◆ Requirements: Give back the line where "Convert this screenshot" appears and all the lines after it until the listing ends, unchanged and with nothing else.

── Provided data

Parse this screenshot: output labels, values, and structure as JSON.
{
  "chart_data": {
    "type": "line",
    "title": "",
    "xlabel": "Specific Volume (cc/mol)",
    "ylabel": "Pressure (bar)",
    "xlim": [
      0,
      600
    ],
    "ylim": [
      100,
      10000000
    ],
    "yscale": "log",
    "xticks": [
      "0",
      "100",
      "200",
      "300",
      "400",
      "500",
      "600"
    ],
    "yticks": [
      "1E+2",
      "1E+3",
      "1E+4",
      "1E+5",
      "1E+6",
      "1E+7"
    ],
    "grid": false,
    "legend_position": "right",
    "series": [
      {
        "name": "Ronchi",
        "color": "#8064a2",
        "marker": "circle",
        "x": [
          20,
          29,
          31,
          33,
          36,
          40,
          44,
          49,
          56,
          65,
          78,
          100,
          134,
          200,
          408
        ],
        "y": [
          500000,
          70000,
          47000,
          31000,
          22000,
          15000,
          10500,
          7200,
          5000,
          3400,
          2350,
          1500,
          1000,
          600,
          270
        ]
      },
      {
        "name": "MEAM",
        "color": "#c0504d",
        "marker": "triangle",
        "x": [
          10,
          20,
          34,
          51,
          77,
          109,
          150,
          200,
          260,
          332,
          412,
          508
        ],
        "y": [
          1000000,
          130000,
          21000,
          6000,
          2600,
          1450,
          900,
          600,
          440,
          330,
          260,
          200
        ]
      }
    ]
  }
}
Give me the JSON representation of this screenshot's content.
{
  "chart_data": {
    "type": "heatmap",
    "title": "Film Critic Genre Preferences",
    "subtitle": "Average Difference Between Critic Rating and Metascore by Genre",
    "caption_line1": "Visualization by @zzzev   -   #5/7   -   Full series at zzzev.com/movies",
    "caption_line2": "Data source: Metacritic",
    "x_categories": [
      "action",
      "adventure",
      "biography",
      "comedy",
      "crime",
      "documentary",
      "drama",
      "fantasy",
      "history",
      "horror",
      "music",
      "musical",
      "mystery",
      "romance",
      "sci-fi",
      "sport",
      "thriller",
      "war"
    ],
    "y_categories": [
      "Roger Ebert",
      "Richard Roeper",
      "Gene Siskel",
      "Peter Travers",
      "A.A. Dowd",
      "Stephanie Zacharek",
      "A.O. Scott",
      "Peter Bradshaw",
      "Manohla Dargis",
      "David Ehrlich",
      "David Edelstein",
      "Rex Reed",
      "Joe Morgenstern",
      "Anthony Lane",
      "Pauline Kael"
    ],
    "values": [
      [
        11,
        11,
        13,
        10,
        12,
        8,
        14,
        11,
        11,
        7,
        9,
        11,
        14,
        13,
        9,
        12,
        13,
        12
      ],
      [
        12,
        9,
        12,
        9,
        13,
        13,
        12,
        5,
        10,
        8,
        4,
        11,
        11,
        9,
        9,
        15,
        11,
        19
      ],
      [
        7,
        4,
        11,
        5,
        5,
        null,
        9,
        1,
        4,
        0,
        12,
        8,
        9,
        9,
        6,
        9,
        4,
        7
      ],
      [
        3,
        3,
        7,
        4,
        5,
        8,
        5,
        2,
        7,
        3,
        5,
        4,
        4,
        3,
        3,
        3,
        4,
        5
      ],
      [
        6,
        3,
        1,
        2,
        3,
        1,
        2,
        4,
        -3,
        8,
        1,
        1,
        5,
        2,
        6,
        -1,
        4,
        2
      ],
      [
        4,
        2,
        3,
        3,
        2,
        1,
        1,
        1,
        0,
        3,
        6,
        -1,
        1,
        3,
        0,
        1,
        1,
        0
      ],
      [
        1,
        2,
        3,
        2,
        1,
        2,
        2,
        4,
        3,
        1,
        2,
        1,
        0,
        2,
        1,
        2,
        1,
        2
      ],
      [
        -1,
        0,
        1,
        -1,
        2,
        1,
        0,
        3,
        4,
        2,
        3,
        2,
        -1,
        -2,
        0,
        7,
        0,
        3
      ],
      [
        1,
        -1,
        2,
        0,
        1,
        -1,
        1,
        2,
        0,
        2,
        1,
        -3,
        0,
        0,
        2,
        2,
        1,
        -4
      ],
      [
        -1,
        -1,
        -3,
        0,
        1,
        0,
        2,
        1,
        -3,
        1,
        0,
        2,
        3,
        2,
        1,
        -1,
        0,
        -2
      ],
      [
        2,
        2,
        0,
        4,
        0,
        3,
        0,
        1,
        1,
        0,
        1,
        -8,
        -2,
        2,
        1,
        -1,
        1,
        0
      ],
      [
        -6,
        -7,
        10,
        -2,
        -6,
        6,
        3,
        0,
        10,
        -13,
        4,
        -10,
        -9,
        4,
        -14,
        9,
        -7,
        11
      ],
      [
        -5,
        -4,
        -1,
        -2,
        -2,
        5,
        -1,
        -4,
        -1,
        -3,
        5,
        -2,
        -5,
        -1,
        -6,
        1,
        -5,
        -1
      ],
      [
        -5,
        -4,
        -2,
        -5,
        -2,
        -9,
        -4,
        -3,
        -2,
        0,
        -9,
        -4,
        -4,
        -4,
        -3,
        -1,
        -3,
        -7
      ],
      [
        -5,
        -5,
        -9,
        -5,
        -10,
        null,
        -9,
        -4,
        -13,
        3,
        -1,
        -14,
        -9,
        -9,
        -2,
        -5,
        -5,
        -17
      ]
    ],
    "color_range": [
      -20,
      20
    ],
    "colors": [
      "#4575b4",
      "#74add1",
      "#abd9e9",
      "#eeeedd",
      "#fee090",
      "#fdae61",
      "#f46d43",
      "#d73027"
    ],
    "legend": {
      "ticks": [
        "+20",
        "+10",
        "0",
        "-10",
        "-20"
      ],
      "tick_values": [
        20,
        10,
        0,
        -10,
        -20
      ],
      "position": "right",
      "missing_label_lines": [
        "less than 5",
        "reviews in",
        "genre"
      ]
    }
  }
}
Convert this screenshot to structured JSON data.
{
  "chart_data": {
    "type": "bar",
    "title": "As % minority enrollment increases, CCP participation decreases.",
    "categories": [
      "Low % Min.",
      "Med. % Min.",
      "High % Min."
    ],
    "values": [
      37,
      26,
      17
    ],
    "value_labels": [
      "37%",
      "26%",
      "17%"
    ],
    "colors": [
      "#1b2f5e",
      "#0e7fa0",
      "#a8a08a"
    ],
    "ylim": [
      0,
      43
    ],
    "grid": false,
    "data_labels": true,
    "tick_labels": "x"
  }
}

────

◆ Solution for this task:
Convert this screenshot to structured JSON data.
{
  "chart_data": {
    "type": "bar",
    "title": "As % minority enrollment increases, CCP participation decreases.",
    "categories": [
      "Low % Min.",
      "Med. % Min.",
      "High % Min."
    ],
    "values": [
      37,
      26,
      17
    ],
    "value_labels": [
      "37%",
      "26%",
      "17%"
    ],
    "colors": [
      "#1b2f5e",
      "#0e7fa0",
      "#a8a08a"
    ],
    "ylim": [
      0,
      43
    ],
    "grid": false,
    "data_labels": true,
    "tick_labels": "x"
  }
}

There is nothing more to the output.